* _AIM_: What lines of the data hold the string "填报志愿"? Pull each one out.

* _MATERIAL_:

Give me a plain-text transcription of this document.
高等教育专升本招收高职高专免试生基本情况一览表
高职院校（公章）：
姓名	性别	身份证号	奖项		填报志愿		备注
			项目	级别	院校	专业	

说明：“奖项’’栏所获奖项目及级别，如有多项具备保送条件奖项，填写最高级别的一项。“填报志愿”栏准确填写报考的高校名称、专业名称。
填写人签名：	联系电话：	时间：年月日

* _RESPONSE TO THIS TASK_:
姓名	性别	身份证号	奖项		填报志愿		备注
说明：“奖项’’栏所获奖项目及级别，如有多项具备保送条件奖项，填写最高级别的一项。“填报志愿”栏准确填写报考的高校名称、专业名称。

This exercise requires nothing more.